= Your instructions =
Retype the part of the forum thread that opens with the words containing "Look, I know" and closes with "not have tried?".

The Truth About Tiggs: Or The "Hawkeye Pierce" Syndrom

G

Guest

Guest
I'm sure many of you here think you know me...who I am. But, do you really? If you were to meet me in person would you be able to guess that I was the same buddily, flirtatious Tiggs online? Yes, I know I have said in past that the "real" me was the same as the "online me", which more or less is true... It's just that there's a me that most don't know, that I usually try to hide. You see, I suffer from depression. Now, here comes the title to my thread. If you've never seen the show M*A*S*H, then you won't understand what I am talking about. I can totally relate with Alan Alda's character Hawkeye Pierce. In the show, he used humor to mask him real feelings. I find that I do that too. Okay, I know I'm just rambling on, and I apologize for this. I just felt like I needed to vent some. I've been dealing with a lot of shit in my life right now and have felt very alone... :( ~sigh~ I'm sure I'll feel better soon enough. To those who read this, thank you and I'm sorry.

~Tiggs~
 
Don't be sorry, as many times as you given us all a giggle, you're entitled. I hope you feel better soon and believe me, I understand.
 
Never apologize for true emotions Tiggs

:p
 
Look, I know how to cheer you up. There's this place in Chicago that sells great ribs -- Adams Ribs. I'll have Radar call them and send them to B.J.'s wife and they'll be here in no time. And, yes, I know to remember the cole slaw. Look the choppers are coming, I gotta' go. Damn this war. Damn this inhuman, insufferable war. What the hell are we doing in Korea? And why does Korea look like the California Wine Country? Is this a backdrop? It IS! What the hell is going on here?

Damn war!

----------------------------------------

Frank Burns Eats Worms
 
I cant do much for ya Tiggs. But i can give you a hug if you like? They always make me feel a little better!!
 
"Um?" What do you mean "um"? It's a M*A*S*H reference, Tiggs, just for you. Tried to make you laugh. I can't hug you, I can't make you dinner, I can't buy you a drink, so I tried to make you laugh. "Um?" Should I not have tried?
 
im not a literotica guru or anything, but when it comes to depression, nobody knows more than me. evryone can say they understand but im sure youve just nodded your head at them but have been thinking there is no way they really could. and then you cry some more. honestly tiggs, i have been there. you are a beautiful woman whos comedy has shone through on this site many times. maybe you could call it a front, but it must come from somewhere within you. you have so much to offer. and no matter what shit comes along the way it has to be dealt with. and as corny as it sounds and as much as i have always hated hearing it...what doesnt kill you will make you stonger. and i am living proof of that. but god knows theres only so much we can take at one time before we feel like we're going to crack. so do domething for you tiggs. take a few days and focus on you. what can you do to change things for yourself. then make it happen. i hope maybe ive helped even a little bit. and although i may not know exactly what the situations are that youre dealing with, as far as the depression goes...i do know how you feel. and you are forever free to contact me because nobody should ever feel alone. take care and feel better tiggs.

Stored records

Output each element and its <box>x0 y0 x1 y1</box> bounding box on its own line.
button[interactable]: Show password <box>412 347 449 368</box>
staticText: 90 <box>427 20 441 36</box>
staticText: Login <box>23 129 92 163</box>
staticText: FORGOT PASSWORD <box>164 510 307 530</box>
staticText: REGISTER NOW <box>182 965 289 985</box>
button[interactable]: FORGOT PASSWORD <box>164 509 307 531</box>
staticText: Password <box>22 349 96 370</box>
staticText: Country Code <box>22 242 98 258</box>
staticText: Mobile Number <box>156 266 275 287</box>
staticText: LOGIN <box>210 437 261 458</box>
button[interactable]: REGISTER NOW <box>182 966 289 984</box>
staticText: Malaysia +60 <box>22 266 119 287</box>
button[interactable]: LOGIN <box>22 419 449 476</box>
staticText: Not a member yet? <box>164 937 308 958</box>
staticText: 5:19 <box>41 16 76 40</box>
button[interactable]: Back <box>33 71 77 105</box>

= Solution =
Look, I know how to cheer you up. There's this place in Chicago that sells great ribs -- Adams Ribs. I'll have Radar call them and send them to B.J.'s wife and they'll be here in no time. And, yes, I know to remember the cole slaw. Look the choppers are coming, I gotta' go. Damn this war. Damn this inhuman, insufferable war. What the hell are we doing in Korea? And why does Korea look like the California Wine Country? Is this a backdrop? It IS! What the hell is going on here?

Damn war!

----------------------------------------

Frank Burns Eats Worms
 
I cant do much for ya Tiggs. But i can give you a hug if you like? They always make me feel a little better!!
 
"Um?" What do you mean "um"? It's a M*A*S*H reference, Tiggs, just for you. Tried to make you laugh. I can't hug you, I can't make you dinner, I can't buy you a drink, so I tried to make you laugh. "Um?" Should I not have tried?